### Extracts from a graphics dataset
§ §
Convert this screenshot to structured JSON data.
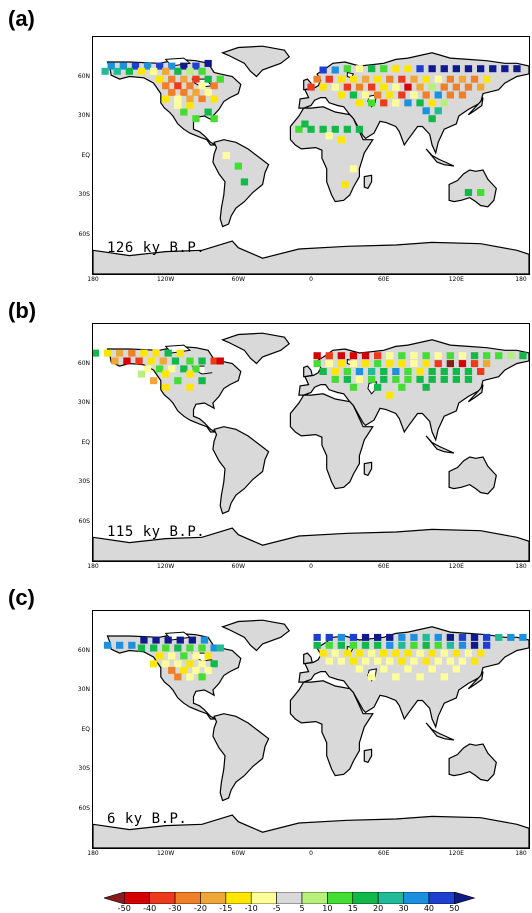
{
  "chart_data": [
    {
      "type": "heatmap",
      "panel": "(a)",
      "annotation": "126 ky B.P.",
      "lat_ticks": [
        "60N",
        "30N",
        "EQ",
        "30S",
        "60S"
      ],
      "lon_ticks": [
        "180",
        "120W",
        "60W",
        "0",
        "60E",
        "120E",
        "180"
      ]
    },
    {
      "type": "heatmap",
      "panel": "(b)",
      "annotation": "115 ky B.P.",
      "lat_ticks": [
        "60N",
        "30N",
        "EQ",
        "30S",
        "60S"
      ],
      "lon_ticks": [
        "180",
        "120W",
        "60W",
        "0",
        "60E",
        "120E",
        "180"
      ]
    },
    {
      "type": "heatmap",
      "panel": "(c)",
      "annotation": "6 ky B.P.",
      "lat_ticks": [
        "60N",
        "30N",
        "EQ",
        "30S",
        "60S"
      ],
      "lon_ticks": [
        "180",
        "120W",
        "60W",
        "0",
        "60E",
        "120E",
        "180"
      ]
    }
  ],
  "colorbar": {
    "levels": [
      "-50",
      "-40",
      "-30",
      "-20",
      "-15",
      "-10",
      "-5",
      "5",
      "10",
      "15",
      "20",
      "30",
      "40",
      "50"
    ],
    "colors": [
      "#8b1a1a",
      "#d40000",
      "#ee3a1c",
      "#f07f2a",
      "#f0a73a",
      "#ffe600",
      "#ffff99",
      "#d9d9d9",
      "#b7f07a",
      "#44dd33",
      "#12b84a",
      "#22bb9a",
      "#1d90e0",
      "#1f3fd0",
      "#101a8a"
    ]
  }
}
§ §
### TASK DETAILS
Leave the pictures out, and print every line of the listing exactly as written.

### SOLUTION TO THE EXERCISE
Convert this screenshot to structured JSON data.
{
  "chart_data": [
    {
      "type": "heatmap",
      "panel": "(a)",
      "annotation": "126 ky B.P.",
      "lat_ticks": [
        "60N",
        "30N",
        "EQ",
        "30S",
        "60S"
      ],
      "lon_ticks": [
        "180",
        "120W",
        "60W",
        "0",
        "60E",
        "120E",
        "180"
      ]
    },
    {
      "type": "heatmap",
      "panel": "(b)",
      "annotation": "115 ky B.P.",
      "lat_ticks": [
        "60N",
        "30N",
        "EQ",
        "30S",
        "60S"
      ],
      "lon_ticks": [
        "180",
        "120W",
        "60W",
        "0",
        "60E",
        "120E",
        "180"
      ]
    },
    {
      "type": "heatmap",
      "panel": "(c)",
      "annotation": "6 ky B.P.",
      "lat_ticks": [
        "60N",
        "30N",
        "EQ",
        "30S",
        "60S"
      ],
      "lon_ticks": [
        "180",
        "120W",
        "60W",
        "0",
        "60E",
        "120E",
        "180"
      ]
    }
  ],
  "colorbar": {
    "levels": [
      "-50",
      "-40",
      "-30",
      "-20",
      "-15",
      "-10",
      "-5",
      "5",
      "10",
      "15",
      "20",
      "30",
      "40",
      "50"
    ],
    "colors": [
      "#8b1a1a",
      "#d40000",
      "#ee3a1c",
      "#f07f2a",
      "#f0a73a",
      "#ffe600",
      "#ffff99",
      "#d9d9d9",
      "#b7f07a",
      "#44dd33",
      "#12b84a",
      "#22bb9a",
      "#1d90e0",
      "#1f3fd0",
      "#101a8a"
    ]
  }
}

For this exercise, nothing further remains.